STATED TASK — Collect every line that includes the string "MESZ".
◆ ◆ ◆
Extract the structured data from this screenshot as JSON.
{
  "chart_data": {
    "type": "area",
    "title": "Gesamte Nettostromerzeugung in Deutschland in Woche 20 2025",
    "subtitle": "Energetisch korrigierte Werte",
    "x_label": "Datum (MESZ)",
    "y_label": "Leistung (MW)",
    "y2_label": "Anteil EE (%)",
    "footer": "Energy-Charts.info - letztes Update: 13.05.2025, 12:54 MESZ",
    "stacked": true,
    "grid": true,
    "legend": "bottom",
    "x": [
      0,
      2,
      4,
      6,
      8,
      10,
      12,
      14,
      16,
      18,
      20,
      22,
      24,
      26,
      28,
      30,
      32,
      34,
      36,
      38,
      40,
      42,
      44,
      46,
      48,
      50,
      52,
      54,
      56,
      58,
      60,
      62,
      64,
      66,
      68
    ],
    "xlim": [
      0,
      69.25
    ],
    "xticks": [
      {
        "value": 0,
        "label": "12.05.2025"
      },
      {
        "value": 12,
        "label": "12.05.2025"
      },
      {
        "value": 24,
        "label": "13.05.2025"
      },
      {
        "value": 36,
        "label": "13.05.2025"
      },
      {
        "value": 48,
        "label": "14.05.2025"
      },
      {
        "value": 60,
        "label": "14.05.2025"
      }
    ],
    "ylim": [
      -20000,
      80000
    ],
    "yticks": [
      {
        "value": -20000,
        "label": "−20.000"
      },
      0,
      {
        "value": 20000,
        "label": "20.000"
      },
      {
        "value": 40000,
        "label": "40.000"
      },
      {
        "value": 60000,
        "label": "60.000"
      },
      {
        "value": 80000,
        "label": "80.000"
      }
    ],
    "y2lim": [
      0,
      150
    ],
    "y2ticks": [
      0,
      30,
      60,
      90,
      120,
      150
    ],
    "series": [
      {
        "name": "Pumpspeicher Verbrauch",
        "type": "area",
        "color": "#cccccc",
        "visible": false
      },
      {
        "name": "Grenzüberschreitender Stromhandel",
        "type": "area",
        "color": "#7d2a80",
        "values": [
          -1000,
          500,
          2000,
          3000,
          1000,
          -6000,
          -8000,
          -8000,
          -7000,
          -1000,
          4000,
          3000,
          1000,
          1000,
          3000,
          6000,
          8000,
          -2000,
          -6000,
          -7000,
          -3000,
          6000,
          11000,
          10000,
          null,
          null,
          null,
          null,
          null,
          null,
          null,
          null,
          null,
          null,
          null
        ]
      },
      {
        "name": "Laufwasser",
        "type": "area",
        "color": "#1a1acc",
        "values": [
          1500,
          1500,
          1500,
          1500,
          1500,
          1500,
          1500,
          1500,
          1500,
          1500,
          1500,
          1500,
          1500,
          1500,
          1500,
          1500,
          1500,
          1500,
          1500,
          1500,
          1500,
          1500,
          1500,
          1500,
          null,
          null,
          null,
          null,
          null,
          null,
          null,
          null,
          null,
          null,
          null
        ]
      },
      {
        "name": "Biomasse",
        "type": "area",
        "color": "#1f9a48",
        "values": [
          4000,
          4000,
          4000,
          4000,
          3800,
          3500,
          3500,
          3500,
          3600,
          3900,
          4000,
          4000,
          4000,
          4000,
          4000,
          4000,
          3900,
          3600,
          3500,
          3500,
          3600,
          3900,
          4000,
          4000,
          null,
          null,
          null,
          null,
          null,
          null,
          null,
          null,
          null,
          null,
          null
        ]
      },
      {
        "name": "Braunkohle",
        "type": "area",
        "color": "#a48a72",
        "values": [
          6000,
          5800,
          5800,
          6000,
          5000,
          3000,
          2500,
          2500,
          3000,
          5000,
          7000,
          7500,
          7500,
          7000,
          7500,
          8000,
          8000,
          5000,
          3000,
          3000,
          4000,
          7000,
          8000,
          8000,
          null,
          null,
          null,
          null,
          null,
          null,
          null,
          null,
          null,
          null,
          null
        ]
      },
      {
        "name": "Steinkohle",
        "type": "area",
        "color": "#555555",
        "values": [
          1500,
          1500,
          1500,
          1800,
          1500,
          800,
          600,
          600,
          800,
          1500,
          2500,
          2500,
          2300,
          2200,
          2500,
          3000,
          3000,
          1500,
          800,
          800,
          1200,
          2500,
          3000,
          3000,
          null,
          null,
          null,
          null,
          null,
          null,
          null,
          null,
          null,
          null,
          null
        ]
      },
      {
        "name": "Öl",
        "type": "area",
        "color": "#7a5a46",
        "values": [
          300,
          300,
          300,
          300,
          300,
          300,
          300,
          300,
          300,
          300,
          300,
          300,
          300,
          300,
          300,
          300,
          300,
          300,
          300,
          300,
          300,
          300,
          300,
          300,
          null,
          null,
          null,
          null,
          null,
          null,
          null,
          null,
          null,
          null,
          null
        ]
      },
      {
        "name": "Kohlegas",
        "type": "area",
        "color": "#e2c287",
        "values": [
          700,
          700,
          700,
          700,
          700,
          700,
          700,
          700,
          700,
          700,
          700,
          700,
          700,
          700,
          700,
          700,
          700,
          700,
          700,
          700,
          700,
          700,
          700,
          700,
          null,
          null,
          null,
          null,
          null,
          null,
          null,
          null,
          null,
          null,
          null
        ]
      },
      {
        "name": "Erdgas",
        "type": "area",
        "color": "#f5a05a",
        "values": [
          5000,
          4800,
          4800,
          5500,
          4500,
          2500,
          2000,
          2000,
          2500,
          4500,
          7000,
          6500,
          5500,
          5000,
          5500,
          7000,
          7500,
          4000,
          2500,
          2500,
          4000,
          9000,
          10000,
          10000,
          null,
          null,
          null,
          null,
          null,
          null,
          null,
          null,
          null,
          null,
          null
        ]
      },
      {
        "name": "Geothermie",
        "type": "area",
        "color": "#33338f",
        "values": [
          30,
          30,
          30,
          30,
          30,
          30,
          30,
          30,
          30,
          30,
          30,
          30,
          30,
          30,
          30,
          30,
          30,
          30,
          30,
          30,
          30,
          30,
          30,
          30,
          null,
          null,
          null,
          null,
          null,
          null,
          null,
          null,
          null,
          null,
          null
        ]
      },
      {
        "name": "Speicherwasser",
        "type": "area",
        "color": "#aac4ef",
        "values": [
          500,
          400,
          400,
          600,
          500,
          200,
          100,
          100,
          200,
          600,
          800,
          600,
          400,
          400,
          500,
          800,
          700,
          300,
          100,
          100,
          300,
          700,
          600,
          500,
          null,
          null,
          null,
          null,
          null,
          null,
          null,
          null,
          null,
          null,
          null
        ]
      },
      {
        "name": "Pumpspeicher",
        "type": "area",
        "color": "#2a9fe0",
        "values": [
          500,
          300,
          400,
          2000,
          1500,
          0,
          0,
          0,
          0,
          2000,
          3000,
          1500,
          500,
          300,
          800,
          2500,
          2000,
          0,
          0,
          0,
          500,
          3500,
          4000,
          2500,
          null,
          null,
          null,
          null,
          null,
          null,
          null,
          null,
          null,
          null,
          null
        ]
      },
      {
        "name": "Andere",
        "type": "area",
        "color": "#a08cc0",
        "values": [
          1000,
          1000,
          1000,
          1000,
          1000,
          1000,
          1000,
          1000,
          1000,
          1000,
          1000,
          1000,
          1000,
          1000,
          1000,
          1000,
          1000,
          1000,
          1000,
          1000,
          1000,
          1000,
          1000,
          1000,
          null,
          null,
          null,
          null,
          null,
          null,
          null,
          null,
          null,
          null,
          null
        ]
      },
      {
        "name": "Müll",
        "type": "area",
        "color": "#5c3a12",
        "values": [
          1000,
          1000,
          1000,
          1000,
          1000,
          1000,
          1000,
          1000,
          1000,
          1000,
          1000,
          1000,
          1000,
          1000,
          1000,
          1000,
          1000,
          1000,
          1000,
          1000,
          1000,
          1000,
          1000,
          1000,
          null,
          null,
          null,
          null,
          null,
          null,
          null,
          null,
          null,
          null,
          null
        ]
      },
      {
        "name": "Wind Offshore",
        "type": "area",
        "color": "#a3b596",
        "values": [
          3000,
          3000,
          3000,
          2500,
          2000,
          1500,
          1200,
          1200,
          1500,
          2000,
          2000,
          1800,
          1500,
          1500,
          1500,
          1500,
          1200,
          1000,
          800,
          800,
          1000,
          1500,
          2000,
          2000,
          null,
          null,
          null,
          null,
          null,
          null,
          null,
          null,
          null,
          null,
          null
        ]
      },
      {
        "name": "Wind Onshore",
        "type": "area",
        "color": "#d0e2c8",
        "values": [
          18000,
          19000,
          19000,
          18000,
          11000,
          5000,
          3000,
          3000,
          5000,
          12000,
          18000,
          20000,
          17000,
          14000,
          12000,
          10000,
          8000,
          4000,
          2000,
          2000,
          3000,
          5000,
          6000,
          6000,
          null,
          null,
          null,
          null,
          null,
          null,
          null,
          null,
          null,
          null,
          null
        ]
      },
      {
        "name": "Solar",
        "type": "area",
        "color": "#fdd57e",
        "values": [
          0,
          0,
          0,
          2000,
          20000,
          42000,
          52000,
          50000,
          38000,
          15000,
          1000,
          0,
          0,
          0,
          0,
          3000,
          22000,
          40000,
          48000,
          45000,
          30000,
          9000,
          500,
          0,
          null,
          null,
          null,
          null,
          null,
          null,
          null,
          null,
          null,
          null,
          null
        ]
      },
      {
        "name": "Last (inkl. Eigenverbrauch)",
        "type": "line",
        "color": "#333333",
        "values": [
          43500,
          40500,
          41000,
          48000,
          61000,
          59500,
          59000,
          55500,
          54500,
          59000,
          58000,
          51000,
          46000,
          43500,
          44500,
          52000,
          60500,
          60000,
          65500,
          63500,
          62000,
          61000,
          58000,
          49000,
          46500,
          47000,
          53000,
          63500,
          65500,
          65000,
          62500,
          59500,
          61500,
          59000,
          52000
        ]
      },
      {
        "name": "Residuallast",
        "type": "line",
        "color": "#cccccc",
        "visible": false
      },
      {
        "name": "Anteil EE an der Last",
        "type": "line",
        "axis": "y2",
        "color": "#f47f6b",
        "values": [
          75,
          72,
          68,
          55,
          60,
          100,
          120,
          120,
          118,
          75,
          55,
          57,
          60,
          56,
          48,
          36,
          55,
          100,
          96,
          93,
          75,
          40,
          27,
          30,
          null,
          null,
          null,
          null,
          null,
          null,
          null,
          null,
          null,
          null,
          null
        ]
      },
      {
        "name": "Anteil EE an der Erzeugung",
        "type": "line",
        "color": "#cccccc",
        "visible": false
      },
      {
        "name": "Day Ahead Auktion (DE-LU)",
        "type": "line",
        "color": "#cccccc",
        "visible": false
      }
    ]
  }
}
◆ ◆ ◆
EXPECTED OUTPUT —
    "x_label": "Datum (MESZ)",
    "footer": "Energy-Charts.info - letztes Update: 13.05.2025, 12:54 MESZ",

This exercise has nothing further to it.